### What to produce
Go through the listing and return every line with "Сокращенное" in it.

━━ Records provided ━━

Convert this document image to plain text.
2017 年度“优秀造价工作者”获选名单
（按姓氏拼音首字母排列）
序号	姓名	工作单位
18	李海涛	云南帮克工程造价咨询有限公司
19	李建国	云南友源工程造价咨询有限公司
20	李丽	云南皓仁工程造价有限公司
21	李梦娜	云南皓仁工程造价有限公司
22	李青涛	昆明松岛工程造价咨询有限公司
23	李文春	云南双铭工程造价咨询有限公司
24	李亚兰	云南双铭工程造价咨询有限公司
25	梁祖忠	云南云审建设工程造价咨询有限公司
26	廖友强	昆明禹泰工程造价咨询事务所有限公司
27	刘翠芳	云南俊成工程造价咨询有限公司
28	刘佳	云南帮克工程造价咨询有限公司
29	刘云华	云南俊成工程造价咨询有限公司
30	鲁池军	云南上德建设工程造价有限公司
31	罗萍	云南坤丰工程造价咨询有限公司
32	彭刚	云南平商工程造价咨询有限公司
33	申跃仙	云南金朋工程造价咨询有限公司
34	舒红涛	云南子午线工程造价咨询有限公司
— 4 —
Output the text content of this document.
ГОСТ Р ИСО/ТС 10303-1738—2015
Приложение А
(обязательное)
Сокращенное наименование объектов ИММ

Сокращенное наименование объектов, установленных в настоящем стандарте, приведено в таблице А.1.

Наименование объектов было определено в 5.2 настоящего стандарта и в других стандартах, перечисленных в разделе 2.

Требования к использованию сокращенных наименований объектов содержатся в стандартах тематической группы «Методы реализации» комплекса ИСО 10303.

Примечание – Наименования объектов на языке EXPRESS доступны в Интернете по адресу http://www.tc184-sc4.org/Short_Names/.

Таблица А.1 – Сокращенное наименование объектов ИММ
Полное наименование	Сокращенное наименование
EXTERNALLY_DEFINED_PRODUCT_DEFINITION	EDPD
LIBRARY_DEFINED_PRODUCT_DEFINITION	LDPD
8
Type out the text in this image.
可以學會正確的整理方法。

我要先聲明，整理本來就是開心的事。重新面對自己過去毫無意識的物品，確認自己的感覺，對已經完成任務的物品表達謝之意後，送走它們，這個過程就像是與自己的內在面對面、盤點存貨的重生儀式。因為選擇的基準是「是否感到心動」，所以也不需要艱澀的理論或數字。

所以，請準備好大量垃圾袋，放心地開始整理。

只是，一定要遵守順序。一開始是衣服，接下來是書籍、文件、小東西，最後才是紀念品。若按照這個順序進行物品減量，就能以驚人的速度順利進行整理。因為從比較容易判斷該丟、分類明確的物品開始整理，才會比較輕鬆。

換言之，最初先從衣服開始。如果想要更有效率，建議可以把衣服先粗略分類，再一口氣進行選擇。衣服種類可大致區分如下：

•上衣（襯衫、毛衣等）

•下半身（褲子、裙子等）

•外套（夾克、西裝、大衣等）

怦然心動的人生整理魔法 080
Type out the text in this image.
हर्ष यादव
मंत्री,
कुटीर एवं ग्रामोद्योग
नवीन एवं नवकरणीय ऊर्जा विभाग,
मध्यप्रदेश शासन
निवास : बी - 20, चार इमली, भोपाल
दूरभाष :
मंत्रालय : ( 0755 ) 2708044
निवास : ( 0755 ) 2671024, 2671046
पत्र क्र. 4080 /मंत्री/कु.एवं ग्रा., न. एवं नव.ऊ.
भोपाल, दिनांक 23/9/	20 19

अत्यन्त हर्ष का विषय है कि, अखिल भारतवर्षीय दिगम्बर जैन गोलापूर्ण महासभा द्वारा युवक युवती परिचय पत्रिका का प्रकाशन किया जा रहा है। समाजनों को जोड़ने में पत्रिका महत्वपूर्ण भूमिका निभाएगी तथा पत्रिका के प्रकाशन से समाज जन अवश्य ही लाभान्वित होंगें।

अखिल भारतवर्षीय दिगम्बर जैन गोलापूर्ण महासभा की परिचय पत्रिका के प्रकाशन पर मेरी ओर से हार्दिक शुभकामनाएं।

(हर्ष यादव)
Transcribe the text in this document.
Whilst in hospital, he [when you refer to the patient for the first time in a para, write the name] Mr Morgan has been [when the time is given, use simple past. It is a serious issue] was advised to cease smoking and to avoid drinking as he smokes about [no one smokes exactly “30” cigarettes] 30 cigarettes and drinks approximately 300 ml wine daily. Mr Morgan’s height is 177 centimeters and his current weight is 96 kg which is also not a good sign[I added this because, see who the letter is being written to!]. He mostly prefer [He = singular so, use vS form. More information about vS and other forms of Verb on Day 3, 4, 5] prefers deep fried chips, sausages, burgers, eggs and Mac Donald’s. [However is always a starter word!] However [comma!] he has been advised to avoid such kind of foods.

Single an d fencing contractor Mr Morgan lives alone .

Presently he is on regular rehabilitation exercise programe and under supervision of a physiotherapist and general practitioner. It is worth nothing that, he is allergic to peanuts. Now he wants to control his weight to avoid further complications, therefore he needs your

━━━

### Task solution
Сокращенное наименование объектов ИММ
Сокращенное наименование объектов, установленных в настоящем стандарте, приведено в таблице А.1.
Таблица А.1 – Сокращенное наименование объектов ИММ
Полное наименование	Сокращенное наименование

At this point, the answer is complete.